BRIEF » Sift the material for lines containing "Extract", and return them.
+++ DATA FOR THIS EXERCISE +++
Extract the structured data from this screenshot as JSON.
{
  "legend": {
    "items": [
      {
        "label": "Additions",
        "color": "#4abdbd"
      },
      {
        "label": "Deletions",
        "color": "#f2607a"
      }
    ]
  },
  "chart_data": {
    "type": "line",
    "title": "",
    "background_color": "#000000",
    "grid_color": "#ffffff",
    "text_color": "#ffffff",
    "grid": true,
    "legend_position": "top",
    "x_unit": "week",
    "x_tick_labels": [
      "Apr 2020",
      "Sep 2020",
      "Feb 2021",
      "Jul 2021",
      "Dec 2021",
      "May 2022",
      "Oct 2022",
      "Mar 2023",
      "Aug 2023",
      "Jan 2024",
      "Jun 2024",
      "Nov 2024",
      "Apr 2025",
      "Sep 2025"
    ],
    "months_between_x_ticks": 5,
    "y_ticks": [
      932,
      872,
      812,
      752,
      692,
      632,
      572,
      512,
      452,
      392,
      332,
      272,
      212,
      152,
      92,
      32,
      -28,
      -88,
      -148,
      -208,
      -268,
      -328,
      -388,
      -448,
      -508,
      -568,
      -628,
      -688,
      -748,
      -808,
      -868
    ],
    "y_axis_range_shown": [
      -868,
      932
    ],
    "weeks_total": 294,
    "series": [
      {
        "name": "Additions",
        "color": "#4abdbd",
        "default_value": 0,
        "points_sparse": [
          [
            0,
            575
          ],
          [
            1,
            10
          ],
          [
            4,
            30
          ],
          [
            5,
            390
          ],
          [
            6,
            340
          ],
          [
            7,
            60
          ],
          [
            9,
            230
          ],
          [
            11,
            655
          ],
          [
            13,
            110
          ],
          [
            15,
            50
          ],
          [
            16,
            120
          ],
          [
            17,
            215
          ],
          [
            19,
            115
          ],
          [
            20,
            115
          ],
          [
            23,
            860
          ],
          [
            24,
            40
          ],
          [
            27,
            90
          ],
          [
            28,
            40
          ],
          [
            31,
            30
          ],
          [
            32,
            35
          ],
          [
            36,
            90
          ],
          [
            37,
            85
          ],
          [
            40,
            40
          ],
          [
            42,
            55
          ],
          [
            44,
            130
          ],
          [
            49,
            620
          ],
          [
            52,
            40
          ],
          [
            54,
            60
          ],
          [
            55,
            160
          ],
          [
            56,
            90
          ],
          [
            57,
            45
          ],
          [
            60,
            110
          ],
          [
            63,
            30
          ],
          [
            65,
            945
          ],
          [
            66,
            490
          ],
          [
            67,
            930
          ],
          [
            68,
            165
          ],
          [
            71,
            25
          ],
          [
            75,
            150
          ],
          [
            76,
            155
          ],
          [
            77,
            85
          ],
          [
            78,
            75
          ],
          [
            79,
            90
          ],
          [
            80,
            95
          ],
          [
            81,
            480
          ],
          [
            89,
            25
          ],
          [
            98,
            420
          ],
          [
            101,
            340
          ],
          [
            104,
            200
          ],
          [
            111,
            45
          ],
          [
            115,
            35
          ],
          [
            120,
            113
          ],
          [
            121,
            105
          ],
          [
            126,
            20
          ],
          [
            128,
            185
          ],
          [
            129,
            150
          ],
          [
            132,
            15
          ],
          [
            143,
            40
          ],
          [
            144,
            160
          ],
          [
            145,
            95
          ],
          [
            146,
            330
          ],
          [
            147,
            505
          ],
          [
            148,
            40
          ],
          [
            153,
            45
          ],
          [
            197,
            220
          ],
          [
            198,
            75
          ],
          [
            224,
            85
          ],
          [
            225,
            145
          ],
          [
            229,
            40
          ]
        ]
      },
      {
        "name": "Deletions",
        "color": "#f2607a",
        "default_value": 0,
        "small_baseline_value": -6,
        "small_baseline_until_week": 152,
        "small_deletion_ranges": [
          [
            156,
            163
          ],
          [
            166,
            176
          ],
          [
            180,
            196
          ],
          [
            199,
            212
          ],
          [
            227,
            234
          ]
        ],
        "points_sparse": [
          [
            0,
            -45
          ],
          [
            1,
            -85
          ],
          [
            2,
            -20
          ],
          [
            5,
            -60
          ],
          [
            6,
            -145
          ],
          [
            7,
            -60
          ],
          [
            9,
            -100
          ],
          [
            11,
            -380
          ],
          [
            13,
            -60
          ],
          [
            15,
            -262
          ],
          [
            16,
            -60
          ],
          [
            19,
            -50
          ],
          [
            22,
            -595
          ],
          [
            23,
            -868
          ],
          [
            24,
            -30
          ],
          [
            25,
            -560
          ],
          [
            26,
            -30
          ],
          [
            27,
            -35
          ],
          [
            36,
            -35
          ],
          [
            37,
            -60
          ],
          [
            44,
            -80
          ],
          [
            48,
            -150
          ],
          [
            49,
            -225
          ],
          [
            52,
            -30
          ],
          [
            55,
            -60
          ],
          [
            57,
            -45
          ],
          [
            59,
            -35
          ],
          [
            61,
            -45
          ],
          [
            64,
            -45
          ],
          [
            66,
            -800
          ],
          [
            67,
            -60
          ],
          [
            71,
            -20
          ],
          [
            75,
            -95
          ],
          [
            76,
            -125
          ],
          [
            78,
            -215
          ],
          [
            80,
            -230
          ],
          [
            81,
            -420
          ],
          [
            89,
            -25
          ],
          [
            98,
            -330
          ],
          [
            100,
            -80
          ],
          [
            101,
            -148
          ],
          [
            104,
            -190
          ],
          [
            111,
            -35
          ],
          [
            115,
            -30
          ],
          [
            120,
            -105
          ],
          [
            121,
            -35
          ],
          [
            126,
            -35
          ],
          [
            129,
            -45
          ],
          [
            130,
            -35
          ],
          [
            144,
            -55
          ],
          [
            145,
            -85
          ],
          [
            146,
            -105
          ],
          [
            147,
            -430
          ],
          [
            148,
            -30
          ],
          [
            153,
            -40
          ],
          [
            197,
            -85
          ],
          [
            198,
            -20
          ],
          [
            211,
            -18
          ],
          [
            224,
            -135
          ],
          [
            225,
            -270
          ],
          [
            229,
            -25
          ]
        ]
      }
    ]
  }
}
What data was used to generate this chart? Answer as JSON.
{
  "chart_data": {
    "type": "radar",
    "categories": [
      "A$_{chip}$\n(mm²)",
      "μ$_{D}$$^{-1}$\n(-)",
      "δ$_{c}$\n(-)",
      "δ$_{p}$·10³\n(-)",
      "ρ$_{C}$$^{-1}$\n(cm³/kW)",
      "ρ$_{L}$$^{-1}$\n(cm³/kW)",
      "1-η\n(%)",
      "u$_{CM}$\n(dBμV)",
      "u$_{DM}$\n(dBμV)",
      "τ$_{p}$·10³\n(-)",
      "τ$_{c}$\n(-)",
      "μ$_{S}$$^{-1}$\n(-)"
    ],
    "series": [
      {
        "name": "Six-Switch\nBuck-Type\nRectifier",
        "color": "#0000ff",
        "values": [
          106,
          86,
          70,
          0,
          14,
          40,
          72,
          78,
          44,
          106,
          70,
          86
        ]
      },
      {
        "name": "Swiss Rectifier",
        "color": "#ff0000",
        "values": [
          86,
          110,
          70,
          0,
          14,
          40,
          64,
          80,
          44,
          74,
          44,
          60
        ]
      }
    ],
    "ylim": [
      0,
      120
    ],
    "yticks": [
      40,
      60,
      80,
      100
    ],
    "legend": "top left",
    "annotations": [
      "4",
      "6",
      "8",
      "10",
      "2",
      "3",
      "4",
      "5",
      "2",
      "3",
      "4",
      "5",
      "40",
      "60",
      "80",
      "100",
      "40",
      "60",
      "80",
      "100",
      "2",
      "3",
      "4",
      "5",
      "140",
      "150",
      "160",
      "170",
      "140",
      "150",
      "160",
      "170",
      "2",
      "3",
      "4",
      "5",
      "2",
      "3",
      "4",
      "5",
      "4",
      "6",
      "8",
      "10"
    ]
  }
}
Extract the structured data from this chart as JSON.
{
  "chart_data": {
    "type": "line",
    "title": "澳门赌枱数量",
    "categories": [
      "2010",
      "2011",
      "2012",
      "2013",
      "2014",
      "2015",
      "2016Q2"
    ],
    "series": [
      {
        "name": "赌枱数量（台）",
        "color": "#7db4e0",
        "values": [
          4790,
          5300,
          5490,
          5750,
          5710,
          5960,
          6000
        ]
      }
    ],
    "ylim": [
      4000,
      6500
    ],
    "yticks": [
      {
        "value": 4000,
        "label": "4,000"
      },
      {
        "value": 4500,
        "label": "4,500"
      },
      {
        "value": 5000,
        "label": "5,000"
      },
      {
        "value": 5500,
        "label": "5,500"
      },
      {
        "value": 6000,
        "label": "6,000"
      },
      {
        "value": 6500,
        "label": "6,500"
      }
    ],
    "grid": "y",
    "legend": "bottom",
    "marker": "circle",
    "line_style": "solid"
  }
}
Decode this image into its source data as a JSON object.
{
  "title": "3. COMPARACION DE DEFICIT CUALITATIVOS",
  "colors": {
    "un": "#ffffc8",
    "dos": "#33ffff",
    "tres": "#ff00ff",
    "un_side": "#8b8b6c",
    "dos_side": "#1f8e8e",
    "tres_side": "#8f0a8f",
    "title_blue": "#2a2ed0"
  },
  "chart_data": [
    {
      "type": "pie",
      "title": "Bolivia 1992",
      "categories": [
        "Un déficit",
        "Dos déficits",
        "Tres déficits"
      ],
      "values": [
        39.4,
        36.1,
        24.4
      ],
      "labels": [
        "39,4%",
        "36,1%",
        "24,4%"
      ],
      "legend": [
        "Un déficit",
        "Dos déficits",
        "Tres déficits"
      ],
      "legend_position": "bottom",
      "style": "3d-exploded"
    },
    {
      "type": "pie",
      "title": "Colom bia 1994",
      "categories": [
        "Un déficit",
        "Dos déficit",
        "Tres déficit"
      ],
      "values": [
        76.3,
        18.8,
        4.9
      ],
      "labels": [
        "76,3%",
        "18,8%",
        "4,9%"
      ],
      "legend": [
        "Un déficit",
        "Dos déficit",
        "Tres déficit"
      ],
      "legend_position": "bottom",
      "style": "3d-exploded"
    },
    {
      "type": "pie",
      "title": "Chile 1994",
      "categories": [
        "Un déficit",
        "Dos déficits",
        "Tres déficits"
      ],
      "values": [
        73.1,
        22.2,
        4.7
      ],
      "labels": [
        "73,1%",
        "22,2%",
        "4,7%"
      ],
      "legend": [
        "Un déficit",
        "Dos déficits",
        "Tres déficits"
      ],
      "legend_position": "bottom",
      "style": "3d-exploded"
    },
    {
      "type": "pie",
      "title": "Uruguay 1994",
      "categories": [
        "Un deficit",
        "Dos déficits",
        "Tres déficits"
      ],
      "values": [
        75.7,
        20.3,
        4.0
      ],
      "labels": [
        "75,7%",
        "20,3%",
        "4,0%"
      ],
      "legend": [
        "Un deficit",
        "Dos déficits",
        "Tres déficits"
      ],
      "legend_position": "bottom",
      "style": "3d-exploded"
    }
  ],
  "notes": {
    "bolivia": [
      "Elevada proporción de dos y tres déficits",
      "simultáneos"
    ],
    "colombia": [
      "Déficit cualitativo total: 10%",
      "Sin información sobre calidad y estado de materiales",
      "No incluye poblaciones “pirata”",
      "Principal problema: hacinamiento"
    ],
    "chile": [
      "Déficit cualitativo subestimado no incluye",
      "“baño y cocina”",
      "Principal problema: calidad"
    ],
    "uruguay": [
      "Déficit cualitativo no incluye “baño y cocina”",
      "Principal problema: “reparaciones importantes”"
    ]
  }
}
+++
OUTPUT OF THE TASK »
Extract the structured data from this screenshot as JSON.
Extract the structured data from this chart as JSON.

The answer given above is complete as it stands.